[Source data]:
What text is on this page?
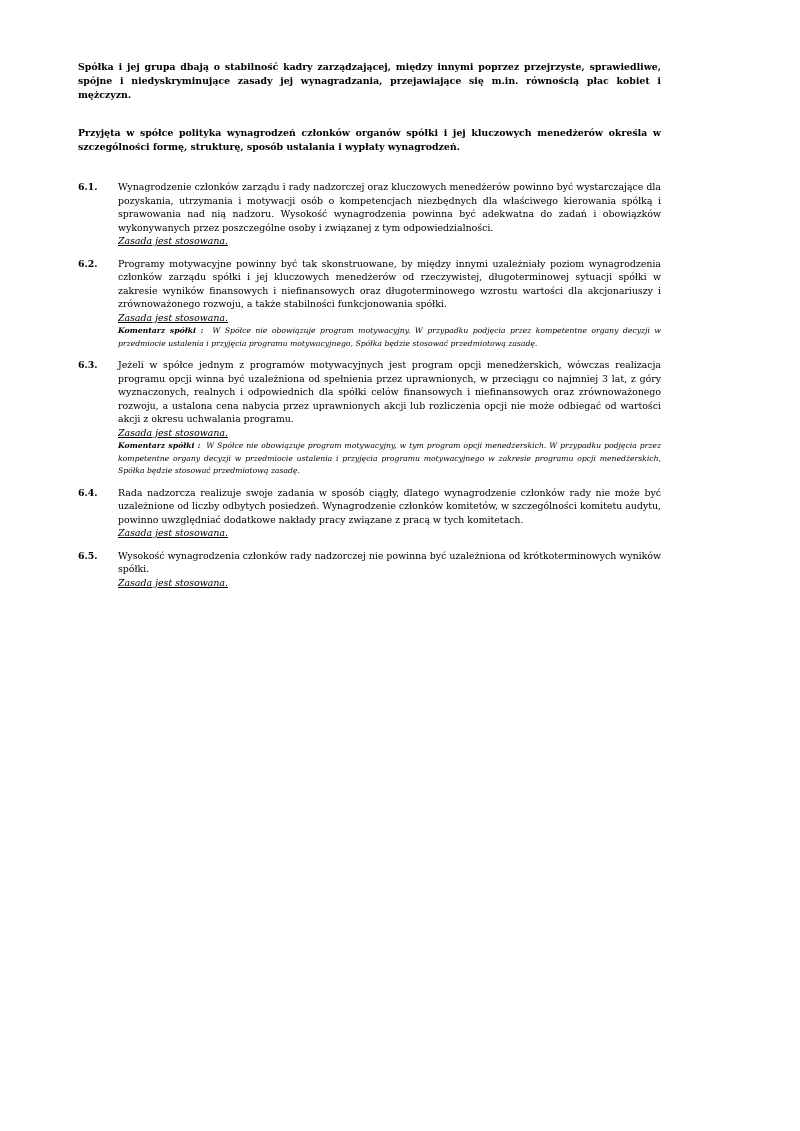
Spółka i jej grupa dbają o stabilność kadry zarządzającej, między innymi poprzez przejrzyste, sprawiedliwe, spójne i niedyskryminujące zasady jej wynagradzania, przejawiające się m.in. równością płac kobiet i mężczyzn.

Przyjęta w spółce polityka wynagrodzeń członków organów spółki i jej kluczowych menedżerów określa w szczególności formę, strukturę, sposób ustalania i wypłaty wynagrodzeń.

6.1.	Wynagrodzenie członków zarządu i rady nadzorczej oraz kluczowych menedżerów powinno być wystarczające dla pozyskania, utrzymania i motywacji osób o kompetencjach niezbędnych dla właściwego kierowania spółką i sprawowania nad nią nadzoru. Wysokość wynagrodzenia powinna być adekwatna do zadań i obowiązków wykonywanych przez poszczególne osoby i związanej z tym odpowiedzialności.

Zasada jest stosowana.
6.2.	Programy motywacyjne powinny być tak skonstruowane, by między innymi uzależniały poziom wynagrodzenia członków zarządu spółki i jej kluczowych menedżerów od rzeczywistej, długoterminowej sytuacji spółki w zakresie wyników finansowych i niefinansowych oraz długoterminowego wzrostu wartości dla akcjonariuszy i zrównoważonego rozwoju, a także stabilności funkcjonowania spółki.

Zasada jest stosowana.

Komentarz spółki : W Spółce nie obowiązuje program motywacyjny. W przypadku podjęcia przez kompetentne organy decyzji w przedmiocie ustalenia i przyjęcia programu motywacyjnego, Spółka będzie stosować przedmiotową zasadę.

6.3.	Jeżeli w spółce jednym z programów motywacyjnych jest program opcji menedżerskich, wówczas realizacja programu opcji winna być uzależniona od spełnienia przez uprawnionych, w przeciągu co najmniej 3 lat, z góry wyznaczonych, realnych i odpowiednich dla spółki celów finansowych i niefinansowych oraz zrównoważonego rozwoju, a ustalona cena nabycia przez uprawnionych akcji lub rozliczenia opcji nie może odbiegać od wartości akcji z okresu uchwalania programu.

Zasada jest stosowana.

Komentarz spółki : W Spółce nie obowiązuje program motywacyjny, w tym program opcji menedżerskich. W przypadku podjęcia przez kompetentne organy decyzji w przedmiocie ustalenia i przyjęcia programu motywacyjnego w zakresie programu opcji menedżerskich, Spółka będzie stosować przedmiotową zasadę.

6.4.	Rada nadzorcza realizuje swoje zadania w sposób ciągły, dlatego wynagrodzenie członków rady nie może być uzależnione od liczby odbytych posiedzeń. Wynagrodzenie członków komitetów, w szczególności komitetu audytu, powinno uwzględniać dodatkowe nakłady pracy związane z pracą w tych komitetach.

Zasada jest stosowana.
6.5.	Wysokość wynagrodzenia członków rady nadzorczej nie powinna być uzależniona od krótkoterminowych wyników spółki.

Zasada jest stosowana.
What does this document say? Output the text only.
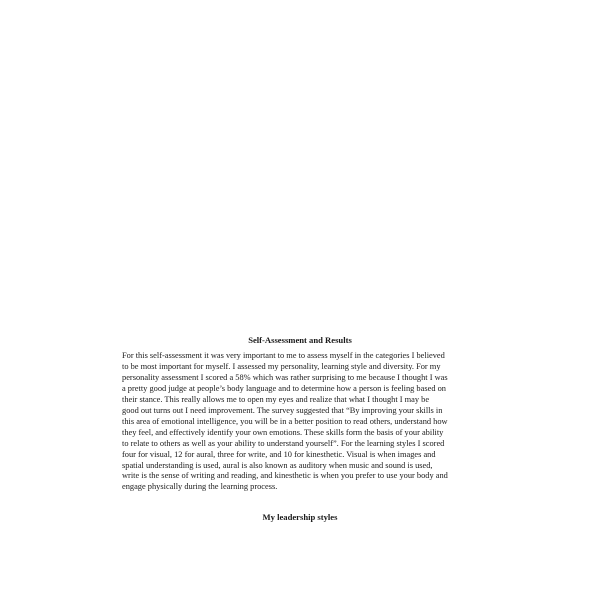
Self-Assessment and Results

For this self-assessment it was very important to me to assess myself in the categories I believed
to be most important for myself. I assessed my personality, learning style and diversity. For my
personality assessment I scored a 58% which was rather surprising to me because I thought I was
a pretty good judge at people’s body language and to determine how a person is feeling based on
their stance. This really allows me to open my eyes and realize that what I thought I may be
good out turns out I need improvement. The survey suggested that “By improving your skills in
this area of emotional intelligence, you will be in a better position to read others, understand how
they feel, and effectively identify your own emotions. These skills form the basis of your ability
to relate to others as well as your ability to understand yourself”. For the learning styles I scored
four for visual, 12 for aural, three for write, and 10 for kinesthetic. Visual is when images and
spatial understanding is used, aural is also known as auditory when music and sound is used,
write is the sense of writing and reading, and kinesthetic is when you prefer to use your body and
engage physically during the learning process.

My leadership styles
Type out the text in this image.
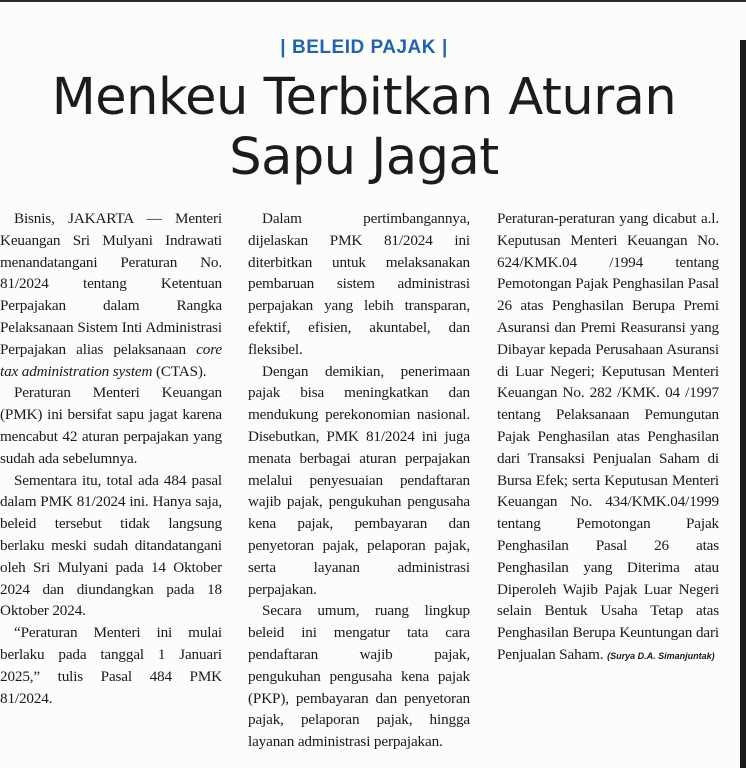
| BELEID PAJAK |
Menkeu Terbitkan Aturan
Sapu Jagat

Bisnis, JAKARTA — Menteri Keuangan Sri Mulyani Indrawati menandatangani Peraturan No. 81/2024 tentang Ketentuan Perpajakan dalam Rangka Pelaksanaan Sistem Inti Administrasi Perpajakan alias pelaksanaan core tax administration system (CTAS).

Peraturan Menteri Keuangan (PMK) ini bersifat sapu jagat karena mencabut 42 aturan perpajakan yang sudah ada sebelumnya.

Sementara itu, total ada 484 pasal dalam PMK 81/2024 ini. Hanya saja, beleid tersebut tidak langsung berlaku meski sudah ditandatangani oleh Sri Mulyani pada 14 Oktober 2024 dan diundangkan pada 18 Oktober 2024.

“Peraturan Menteri ini mulai berlaku pada tanggal 1 Januari 2025,” tulis Pasal 484 PMK 81/2024.

Dalam pertimbangannya, dijelaskan PMK 81/2024 ini diterbitkan untuk melaksanakan pembaruan sistem administrasi perpajakan yang lebih transparan, efektif, efisien, akuntabel, dan fleksibel.

Dengan demikian, penerimaan pajak bisa meningkatkan dan mendukung perekonomian nasional. Disebutkan, PMK 81/2024 ini juga menata berbagai aturan perpajakan melalui penyesuaian pendaftaran wajib pajak, pengukuhan pengusaha kena pajak, pembayaran dan penyetoran pajak, pelaporan pajak, serta layanan administrasi perpajakan.

Secara umum, ruang lingkup beleid ini mengatur tata cara pendaftaran wajib pajak, pengukuhan pengusaha kena pajak (PKP), pembayaran dan penyetoran pajak, pelaporan pajak, hingga layanan administrasi perpajakan.

Peraturan-peraturan yang dicabut a.l. Keputusan Menteri Keuangan No. 624/KMK.04 /1994 tentang Pemotongan Pajak Penghasilan Pasal 26 atas Penghasilan Berupa Premi Asuransi dan Premi Reasuransi yang Dibayar kepada Perusahaan Asuransi di Luar Negeri; Keputusan Menteri Keuangan No. 282 /KMK. 04 /1997 tentang Pelaksanaan Pemungutan Pajak Penghasilan atas Penghasilan dari Transaksi Penjualan Saham di Bursa Efek; serta Keputusan Menteri Keuangan No. 434/KMK.04/1999 tentang Pemotongan Pajak Penghasilan Pasal 26 atas Penghasilan yang Diterima atau Diperoleh Wajib Pajak Luar Negeri selain Bentuk Usaha Tetap atas Penghasilan Berupa Keuntungan dari Penjualan Saham. (Surya D.A. Simanjuntak)
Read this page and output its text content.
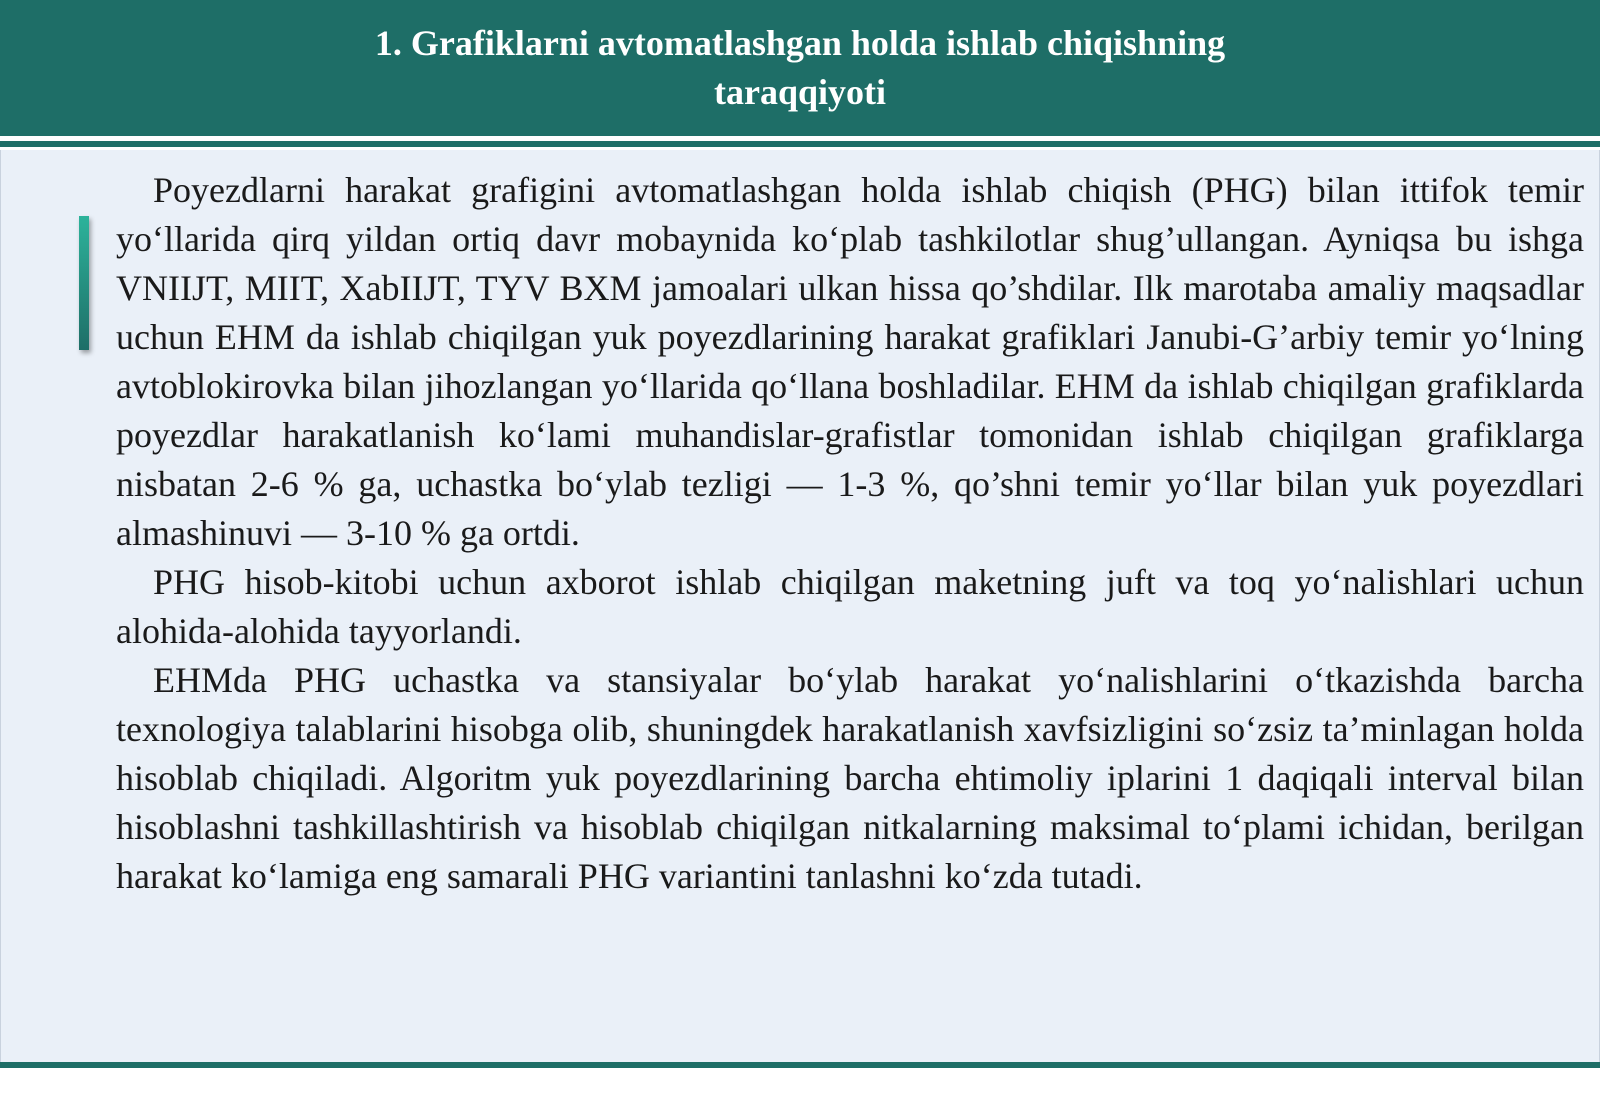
1. Grafiklarni avtomatlashgan holda ishlab chiqishning taraqqiyoti

Poyezdlarni harakat grafigini avtomatlashgan holda ishlab chiqish (PHG) bilan ittifok temir yo‘llarida qirq yildan ortiq davr mobaynida ko‘plab tashkilotlar shug’ullangan. Ayniqsa bu ishga VNIIJT, MIIT, XabIIJT, TYV BXM jamoalari ulkan hissa qo’shdilar. Ilk marotaba amaliy maqsadlar uchun EHM da ishlab chiqilgan yuk poyezdlarining harakat grafiklari Janubi-G’arbiy temir yo‘lning avtoblokirovka bilan jihozlangan yo‘llarida qo‘llana boshladilar. EHM da ishlab chiqilgan grafiklarda poyezdlar harakatlanish ko‘lami muhandislar-grafistlar tomonidan ishlab chiqilgan grafiklarga nisbatan 2-6 % ga, uchastka bo‘ylab tezligi — 1-3 %, qo’shni temir yo‘llar bilan yuk poyezdlari almashinuvi — 3-10 % ga ortdi.

PHG hisob-kitobi uchun axborot ishlab chiqilgan maketning juft va toq yo‘nalishlari uchun alohida-alohida tayyorlandi.

EHMda PHG uchastka va stansiyalar bo‘ylab harakat yo‘nalishlarini o‘tkazishda barcha texnologiya talablarini hisobga olib, shuningdek harakatlanish xavfsizligini so‘zsiz ta’minlagan holda hisoblab chiqiladi. Algoritm yuk poyezdlarining barcha ehtimoliy iplarini 1 daqiqali interval bilan hisoblashni tashkillashtirish va hisoblab chiqilgan nitkalarning maksimal to‘plami ichidan, berilgan harakat ko‘lamiga eng samarali PHG variantini tanlashni ko‘zda tutadi.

[Description of the task]:
How many lines of these entries hold the string "zrównoważonego"? Answer with the number alone.

[Written reply]:
2